# [Data to use]
»»
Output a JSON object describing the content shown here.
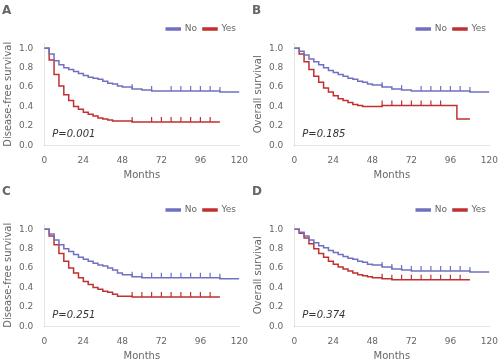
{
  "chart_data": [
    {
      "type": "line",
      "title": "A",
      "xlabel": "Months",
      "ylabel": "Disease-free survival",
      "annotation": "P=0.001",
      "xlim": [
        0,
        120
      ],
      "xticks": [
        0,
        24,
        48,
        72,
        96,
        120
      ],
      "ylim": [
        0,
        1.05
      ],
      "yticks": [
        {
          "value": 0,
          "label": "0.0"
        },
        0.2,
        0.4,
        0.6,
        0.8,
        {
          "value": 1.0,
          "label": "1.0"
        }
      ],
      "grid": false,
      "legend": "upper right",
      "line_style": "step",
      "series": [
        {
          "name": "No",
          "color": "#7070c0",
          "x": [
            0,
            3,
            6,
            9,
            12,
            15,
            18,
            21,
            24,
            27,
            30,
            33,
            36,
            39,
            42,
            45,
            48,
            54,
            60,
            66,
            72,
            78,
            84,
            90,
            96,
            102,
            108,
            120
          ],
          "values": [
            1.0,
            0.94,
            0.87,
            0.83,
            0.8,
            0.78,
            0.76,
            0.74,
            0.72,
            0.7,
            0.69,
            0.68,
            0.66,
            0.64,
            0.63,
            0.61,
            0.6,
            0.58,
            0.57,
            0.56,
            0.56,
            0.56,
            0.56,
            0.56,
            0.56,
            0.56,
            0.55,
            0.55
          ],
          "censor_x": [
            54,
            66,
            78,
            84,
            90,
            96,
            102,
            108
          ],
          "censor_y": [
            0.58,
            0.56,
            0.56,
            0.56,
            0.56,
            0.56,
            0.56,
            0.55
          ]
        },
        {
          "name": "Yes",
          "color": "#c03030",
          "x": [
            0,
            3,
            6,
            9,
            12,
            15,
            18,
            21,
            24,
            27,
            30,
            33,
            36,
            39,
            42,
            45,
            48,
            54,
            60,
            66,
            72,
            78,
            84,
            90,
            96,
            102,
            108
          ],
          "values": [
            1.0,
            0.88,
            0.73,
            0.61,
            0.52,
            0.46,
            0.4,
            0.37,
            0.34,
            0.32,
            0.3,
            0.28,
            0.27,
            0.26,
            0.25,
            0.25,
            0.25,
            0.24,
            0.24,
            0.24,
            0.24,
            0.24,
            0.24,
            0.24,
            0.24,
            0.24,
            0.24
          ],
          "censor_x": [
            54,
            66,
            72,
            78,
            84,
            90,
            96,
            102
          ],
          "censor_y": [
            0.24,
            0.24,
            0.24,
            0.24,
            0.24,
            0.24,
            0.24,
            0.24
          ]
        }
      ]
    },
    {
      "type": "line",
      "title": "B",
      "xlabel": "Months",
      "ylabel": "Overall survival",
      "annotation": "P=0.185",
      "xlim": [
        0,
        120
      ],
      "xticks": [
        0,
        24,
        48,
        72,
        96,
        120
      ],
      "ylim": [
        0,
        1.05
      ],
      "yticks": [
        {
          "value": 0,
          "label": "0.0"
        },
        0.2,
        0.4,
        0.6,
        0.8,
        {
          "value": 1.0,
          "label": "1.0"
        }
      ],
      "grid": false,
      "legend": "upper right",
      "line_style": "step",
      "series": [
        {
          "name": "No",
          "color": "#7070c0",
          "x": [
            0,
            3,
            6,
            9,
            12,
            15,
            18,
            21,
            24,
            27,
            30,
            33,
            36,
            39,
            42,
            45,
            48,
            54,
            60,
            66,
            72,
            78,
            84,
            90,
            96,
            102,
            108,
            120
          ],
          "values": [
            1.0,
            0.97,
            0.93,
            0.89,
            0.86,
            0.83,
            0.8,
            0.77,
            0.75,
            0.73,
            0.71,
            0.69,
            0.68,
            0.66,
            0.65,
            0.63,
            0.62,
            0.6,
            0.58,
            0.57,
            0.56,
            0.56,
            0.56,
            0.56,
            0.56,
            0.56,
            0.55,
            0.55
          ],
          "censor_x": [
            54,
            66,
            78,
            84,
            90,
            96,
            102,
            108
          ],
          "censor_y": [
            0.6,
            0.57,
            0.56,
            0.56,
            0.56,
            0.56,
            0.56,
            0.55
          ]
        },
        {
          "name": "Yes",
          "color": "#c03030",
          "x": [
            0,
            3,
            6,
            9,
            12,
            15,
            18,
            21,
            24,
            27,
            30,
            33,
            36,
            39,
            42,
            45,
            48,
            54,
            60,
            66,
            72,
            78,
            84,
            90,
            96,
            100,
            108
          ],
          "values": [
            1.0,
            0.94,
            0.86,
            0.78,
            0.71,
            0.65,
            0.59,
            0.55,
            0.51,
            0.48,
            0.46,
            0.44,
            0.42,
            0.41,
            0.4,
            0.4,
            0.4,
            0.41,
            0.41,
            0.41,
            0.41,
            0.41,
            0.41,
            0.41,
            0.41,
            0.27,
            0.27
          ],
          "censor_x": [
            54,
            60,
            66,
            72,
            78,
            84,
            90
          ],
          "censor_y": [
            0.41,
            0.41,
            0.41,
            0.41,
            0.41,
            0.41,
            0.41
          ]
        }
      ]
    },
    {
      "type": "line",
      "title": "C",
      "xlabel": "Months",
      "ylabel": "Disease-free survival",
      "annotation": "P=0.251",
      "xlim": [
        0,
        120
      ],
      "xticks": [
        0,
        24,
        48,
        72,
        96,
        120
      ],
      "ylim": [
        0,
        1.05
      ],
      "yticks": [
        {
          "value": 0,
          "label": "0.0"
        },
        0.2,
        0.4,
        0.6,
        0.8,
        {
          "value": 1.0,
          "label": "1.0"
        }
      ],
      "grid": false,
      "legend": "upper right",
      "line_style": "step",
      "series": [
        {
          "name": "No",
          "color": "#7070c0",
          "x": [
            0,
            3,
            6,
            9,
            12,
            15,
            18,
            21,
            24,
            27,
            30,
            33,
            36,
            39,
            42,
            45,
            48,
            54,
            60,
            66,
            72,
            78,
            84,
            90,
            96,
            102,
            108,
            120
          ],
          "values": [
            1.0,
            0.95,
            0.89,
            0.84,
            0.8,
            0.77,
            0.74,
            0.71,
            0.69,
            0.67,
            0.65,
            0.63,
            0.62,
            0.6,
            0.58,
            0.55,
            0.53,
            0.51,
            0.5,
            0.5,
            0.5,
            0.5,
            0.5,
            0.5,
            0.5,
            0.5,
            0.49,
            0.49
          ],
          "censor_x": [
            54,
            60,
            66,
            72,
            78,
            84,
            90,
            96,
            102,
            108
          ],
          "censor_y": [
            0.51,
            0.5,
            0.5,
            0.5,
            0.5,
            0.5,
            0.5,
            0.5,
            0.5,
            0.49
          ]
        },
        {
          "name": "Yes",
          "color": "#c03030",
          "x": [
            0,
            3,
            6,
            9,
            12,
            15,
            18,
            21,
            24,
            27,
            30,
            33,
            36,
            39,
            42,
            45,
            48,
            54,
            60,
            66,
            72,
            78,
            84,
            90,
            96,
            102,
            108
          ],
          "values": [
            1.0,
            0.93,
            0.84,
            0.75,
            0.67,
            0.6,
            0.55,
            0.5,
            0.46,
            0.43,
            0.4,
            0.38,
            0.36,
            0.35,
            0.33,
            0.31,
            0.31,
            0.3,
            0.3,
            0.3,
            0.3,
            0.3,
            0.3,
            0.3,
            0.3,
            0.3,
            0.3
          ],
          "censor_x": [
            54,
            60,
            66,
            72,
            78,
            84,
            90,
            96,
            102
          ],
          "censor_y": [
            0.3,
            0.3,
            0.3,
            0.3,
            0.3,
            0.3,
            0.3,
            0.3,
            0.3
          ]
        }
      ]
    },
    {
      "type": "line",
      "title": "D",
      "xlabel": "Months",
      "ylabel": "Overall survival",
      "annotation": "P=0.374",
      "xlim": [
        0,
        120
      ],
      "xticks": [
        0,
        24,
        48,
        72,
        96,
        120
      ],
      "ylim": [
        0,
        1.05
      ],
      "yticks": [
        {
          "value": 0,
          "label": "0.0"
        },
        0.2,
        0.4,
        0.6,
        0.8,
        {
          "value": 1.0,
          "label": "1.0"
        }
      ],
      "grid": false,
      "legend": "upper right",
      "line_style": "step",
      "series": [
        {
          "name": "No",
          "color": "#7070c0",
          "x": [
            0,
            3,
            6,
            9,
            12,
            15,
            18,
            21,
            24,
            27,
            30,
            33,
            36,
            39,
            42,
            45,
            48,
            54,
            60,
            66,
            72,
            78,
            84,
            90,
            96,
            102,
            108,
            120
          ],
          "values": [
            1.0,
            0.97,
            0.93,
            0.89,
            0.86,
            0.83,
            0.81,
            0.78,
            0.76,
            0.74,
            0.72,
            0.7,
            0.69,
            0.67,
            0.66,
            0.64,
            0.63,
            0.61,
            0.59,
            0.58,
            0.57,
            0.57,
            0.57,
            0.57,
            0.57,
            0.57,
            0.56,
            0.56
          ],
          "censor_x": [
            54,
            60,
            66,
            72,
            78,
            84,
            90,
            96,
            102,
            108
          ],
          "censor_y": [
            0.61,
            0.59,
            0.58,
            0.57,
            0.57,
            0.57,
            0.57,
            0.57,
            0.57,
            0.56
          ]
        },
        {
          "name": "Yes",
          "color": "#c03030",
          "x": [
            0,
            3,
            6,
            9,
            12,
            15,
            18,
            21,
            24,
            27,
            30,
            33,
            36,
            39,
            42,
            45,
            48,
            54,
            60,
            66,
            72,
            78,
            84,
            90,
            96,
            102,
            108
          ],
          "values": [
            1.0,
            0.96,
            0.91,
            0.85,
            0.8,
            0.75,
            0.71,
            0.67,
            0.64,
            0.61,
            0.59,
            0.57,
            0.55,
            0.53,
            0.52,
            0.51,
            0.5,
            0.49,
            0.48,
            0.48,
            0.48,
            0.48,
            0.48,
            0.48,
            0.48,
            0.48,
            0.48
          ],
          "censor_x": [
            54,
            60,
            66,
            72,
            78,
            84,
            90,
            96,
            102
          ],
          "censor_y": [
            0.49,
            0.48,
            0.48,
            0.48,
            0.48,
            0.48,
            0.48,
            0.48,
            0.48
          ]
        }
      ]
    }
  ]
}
««
»»
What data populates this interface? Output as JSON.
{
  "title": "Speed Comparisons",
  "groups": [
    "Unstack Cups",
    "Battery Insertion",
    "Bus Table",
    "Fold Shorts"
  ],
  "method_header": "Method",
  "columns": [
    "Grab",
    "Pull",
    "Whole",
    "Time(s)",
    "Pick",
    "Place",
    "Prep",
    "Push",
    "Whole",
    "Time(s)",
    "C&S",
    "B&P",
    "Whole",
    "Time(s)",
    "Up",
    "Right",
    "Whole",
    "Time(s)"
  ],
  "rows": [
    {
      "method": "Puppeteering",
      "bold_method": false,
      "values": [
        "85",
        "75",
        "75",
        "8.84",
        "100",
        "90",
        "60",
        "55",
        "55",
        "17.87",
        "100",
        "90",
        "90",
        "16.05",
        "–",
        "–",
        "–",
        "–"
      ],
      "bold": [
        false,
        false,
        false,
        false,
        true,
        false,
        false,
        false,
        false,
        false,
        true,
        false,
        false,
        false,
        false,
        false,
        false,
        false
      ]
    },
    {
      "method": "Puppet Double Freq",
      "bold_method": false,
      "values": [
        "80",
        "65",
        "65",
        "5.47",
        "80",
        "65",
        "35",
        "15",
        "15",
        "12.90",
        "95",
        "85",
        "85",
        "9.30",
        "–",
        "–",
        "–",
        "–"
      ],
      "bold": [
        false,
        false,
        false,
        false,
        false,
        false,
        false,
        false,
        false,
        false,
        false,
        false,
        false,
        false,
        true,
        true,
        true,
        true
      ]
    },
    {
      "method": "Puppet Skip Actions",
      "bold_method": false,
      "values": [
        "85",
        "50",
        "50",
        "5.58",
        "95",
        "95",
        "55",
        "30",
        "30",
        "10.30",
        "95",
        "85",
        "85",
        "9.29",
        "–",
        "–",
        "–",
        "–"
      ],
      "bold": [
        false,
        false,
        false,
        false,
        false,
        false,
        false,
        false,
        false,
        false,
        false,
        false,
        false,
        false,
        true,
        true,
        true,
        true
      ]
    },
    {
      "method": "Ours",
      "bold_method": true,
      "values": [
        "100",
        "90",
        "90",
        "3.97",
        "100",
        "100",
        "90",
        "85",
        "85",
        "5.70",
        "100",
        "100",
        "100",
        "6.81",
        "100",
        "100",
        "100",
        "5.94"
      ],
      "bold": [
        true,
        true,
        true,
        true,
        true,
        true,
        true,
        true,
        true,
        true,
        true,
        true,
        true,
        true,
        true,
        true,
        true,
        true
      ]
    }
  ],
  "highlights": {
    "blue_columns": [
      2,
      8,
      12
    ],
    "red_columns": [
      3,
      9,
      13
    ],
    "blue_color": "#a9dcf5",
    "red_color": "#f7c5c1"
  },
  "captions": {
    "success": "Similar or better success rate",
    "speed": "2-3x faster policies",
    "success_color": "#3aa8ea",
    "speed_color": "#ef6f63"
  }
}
««
»»
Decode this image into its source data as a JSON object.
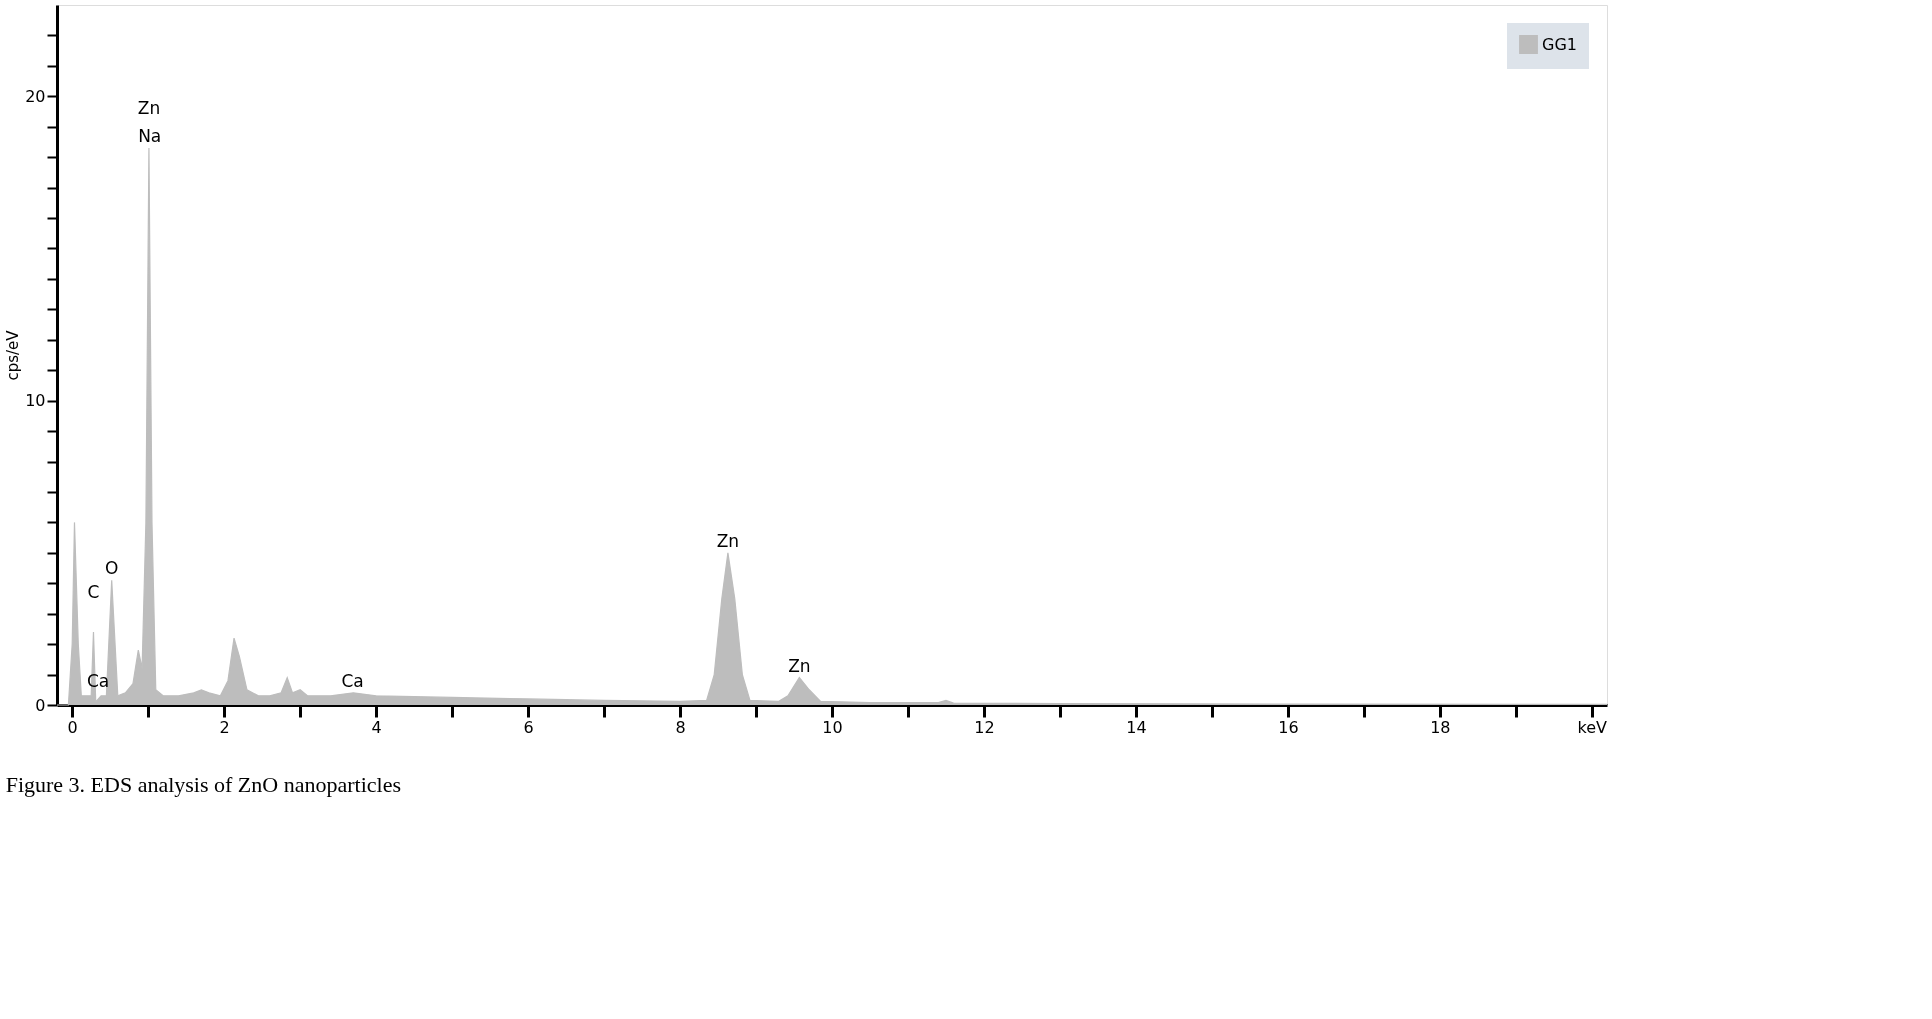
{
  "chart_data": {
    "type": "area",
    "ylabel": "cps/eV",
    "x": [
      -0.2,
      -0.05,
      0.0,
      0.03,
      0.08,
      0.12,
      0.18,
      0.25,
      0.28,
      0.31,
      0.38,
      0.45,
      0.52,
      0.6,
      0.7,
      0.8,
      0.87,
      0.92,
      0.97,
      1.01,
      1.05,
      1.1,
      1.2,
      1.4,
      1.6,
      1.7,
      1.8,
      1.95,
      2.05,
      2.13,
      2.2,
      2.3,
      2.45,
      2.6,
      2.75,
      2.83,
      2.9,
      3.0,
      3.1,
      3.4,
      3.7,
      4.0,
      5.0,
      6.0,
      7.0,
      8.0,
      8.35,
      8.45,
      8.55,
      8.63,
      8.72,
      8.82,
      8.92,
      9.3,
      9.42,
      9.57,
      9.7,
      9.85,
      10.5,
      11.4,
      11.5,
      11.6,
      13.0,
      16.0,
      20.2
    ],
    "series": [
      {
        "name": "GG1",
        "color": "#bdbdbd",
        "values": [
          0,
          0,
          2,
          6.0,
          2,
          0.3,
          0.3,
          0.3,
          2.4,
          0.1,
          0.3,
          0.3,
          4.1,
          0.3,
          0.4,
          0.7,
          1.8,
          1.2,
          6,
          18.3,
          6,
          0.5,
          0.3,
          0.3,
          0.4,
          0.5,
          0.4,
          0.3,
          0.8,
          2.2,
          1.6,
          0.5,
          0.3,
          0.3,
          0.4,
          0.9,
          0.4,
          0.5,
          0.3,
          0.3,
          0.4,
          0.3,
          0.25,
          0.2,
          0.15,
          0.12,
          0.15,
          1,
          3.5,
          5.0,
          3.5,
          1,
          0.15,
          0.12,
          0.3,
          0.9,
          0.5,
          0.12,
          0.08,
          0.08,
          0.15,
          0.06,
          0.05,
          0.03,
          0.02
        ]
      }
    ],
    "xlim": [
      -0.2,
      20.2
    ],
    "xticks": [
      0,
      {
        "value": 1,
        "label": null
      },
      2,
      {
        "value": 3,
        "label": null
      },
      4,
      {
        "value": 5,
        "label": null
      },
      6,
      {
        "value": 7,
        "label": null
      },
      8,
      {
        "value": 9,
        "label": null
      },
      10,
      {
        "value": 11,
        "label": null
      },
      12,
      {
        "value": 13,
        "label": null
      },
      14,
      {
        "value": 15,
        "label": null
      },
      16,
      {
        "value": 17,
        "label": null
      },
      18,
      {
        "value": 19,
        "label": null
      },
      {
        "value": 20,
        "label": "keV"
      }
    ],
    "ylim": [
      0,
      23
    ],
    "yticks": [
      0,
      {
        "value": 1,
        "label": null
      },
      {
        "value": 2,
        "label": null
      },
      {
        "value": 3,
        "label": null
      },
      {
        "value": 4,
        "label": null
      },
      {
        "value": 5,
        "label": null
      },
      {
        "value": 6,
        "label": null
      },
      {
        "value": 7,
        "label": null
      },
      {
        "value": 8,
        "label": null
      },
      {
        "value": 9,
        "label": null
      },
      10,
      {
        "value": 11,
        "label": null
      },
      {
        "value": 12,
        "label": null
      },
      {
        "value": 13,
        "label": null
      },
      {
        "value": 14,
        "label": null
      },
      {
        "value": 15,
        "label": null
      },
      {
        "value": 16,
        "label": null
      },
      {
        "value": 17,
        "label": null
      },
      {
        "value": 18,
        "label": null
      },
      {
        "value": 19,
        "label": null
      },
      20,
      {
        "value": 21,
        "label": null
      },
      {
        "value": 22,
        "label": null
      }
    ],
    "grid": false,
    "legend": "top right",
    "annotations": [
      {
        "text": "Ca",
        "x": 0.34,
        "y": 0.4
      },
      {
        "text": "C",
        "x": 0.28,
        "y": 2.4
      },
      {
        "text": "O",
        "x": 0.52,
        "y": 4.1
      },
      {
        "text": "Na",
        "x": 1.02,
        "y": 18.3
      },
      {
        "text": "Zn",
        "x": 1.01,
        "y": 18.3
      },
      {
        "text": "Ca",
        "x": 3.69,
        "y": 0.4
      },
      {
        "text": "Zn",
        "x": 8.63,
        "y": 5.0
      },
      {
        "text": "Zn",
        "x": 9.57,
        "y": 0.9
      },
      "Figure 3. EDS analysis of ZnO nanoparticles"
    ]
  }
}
««
# [Aim]
Return every line above that contains the word "object".

# [Exercise result]
Output a JSON object describing the content shown here.
Decode this image into its source data as a JSON object.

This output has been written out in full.